begin Data shown
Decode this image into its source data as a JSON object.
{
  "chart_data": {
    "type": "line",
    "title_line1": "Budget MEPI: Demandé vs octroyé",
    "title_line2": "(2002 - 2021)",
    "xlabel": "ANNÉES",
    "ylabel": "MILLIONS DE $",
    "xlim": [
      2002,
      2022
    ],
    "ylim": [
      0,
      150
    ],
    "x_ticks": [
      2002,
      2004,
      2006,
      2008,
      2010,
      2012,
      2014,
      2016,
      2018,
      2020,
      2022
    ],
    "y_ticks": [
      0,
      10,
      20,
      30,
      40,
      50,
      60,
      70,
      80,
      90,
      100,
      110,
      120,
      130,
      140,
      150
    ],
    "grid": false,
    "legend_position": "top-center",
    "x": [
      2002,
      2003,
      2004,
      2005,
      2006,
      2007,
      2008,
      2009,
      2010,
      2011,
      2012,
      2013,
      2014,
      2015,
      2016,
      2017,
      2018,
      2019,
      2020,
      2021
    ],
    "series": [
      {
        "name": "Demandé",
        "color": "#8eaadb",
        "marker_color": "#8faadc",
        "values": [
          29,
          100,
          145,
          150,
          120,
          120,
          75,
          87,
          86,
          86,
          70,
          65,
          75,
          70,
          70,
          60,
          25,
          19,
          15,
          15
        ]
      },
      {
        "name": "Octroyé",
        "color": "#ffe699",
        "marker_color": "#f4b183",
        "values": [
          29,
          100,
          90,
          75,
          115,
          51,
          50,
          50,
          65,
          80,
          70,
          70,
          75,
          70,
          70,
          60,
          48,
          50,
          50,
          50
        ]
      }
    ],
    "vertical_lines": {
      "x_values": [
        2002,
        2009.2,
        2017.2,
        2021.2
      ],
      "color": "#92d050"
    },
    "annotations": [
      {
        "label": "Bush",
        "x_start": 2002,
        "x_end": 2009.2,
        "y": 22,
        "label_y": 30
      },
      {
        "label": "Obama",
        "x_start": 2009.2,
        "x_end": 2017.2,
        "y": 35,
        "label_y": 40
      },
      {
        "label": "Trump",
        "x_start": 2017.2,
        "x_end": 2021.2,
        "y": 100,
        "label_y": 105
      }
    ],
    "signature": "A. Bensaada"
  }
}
end Data shown
begin Data shown
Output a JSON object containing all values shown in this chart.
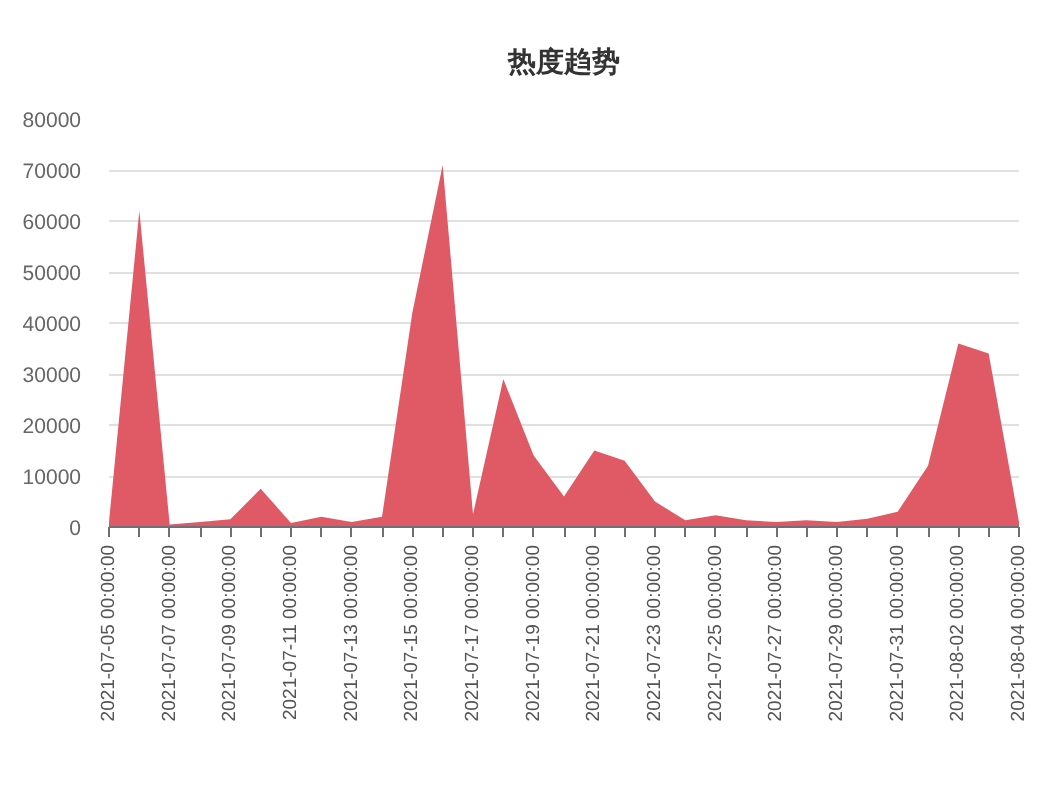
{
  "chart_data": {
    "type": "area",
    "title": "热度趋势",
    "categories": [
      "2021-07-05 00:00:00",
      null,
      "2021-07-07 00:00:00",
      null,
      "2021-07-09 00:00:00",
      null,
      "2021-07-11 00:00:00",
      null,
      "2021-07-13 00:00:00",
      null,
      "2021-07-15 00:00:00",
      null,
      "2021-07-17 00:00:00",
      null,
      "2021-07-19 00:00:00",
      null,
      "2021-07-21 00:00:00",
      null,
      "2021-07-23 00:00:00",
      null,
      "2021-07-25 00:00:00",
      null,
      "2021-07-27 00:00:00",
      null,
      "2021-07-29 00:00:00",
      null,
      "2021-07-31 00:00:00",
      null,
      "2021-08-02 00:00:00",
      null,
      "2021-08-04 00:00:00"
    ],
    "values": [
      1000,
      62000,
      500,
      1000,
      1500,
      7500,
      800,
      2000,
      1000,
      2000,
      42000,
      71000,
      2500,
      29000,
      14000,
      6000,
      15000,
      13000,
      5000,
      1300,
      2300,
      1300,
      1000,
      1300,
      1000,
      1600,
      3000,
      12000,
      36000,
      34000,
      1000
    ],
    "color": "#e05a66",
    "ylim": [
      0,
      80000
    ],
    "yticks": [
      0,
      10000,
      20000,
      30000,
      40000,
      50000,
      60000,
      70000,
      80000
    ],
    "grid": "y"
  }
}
end Data shown
**The task:** Find "JSON". Copy every line it occurs in.

**Answer to the problem:**
Decode this image into its source data as a JSON object.
Output a JSON object containing all values shown in this chart.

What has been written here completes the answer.